** start Dataset excerpts **

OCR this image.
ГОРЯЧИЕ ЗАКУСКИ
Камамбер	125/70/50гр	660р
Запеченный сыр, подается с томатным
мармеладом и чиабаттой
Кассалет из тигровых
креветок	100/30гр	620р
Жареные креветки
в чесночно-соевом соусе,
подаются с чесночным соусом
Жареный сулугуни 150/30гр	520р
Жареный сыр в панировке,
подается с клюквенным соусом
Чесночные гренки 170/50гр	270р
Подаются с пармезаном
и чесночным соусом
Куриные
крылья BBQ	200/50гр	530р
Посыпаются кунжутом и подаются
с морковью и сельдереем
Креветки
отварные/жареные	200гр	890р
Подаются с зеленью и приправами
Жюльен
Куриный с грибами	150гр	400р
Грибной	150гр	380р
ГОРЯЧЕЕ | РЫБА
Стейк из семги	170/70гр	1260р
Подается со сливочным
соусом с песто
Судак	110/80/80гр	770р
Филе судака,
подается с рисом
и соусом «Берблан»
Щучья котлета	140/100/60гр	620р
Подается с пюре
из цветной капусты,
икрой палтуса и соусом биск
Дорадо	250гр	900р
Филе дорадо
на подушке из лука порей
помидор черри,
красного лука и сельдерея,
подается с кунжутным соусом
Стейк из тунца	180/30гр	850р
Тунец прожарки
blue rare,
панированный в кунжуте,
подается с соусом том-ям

** end Dataset excerpts **

• **To do**: Return every entry exactly as given.

• **Written solution**:
OCR this image.
ГОРЯЧИЕ ЗАКУСКИ
Камамбер	125/70/50гр	660р
Запеченный сыр, подается с томатным
мармеладом и чиабаттой
Кассалет из тигровых
креветок	100/30гр	620р
Жареные креветки
в чесночно-соевом соусе,
подаются с чесночным соусом
Жареный сулугуни 150/30гр	520р
Жареный сыр в панировке,
подается с клюквенным соусом
Чесночные гренки 170/50гр	270р
Подаются с пармезаном
и чесночным соусом
Куриные
крылья BBQ	200/50гр	530р
Посыпаются кунжутом и подаются
с морковью и сельдереем
Креветки
отварные/жареные	200гр	890р
Подаются с зеленью и приправами
Жюльен
Куриный с грибами	150гр	400р
Грибной	150гр	380р
ГОРЯЧЕЕ | РЫБА
Стейк из семги	170/70гр	1260р
Подается со сливочным
соусом с песто
Судак	110/80/80гр	770р
Филе судака,
подается с рисом
и соусом «Берблан»
Щучья котлета	140/100/60гр	620р
Подается с пюре
из цветной капусты,
икрой палтуса и соусом биск
Дорадо	250гр	900р
Филе дорадо
на подушке из лука порей
помидор черри,
красного лука и сельдерея,
подается с кунжутным соусом
Стейк из тунца	180/30гр	850р
Тунец прожарки
blue rare,
панированный в кунжуте,
подается с соусом том-ям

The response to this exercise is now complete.